--- Start of TASK INPUT ---

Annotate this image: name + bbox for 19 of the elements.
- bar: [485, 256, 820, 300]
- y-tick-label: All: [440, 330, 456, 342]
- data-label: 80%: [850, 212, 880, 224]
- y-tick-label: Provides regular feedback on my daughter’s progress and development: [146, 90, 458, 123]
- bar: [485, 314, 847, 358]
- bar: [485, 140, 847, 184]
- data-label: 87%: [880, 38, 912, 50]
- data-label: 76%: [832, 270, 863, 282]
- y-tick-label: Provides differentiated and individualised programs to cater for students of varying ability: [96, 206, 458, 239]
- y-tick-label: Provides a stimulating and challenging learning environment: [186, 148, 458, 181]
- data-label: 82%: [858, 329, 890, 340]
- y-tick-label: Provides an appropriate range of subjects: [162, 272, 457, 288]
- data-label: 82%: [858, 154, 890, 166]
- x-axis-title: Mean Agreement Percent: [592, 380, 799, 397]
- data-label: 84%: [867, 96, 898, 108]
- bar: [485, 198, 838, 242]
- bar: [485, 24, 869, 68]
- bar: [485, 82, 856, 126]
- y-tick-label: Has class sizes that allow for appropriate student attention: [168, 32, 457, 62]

--- End of TASK INPUT ---

Copy the material above, switching every "data-label" to "value-label" and leaving all else unchanged.

** SOLUTION TO THE PROBLEM **
Annotate this image: name + bbox for 19 of the elements.
- bar: [485, 256, 820, 300]
- y-tick-label: All: [440, 330, 456, 342]
- value-label: 80%: [850, 212, 880, 224]
- y-tick-label: Provides regular feedback on my daughter’s progress and development: [146, 90, 458, 123]
- bar: [485, 314, 847, 358]
- bar: [485, 140, 847, 184]
- value-label: 87%: [880, 38, 912, 50]
- value-label: 76%: [832, 270, 863, 282]
- y-tick-label: Provides differentiated and individualised programs to cater for students of varying ability: [96, 206, 458, 239]
- y-tick-label: Provides a stimulating and challenging learning environment: [186, 148, 458, 181]
- value-label: 82%: [858, 329, 890, 340]
- y-tick-label: Provides an appropriate range of subjects: [162, 272, 457, 288]
- value-label: 82%: [858, 154, 890, 166]
- x-axis-title: Mean Agreement Percent: [592, 380, 799, 397]
- value-label: 84%: [867, 96, 898, 108]
- bar: [485, 198, 838, 242]
- bar: [485, 24, 869, 68]
- bar: [485, 82, 856, 126]
- y-tick-label: Has class sizes that allow for appropriate student attention: [168, 32, 457, 62]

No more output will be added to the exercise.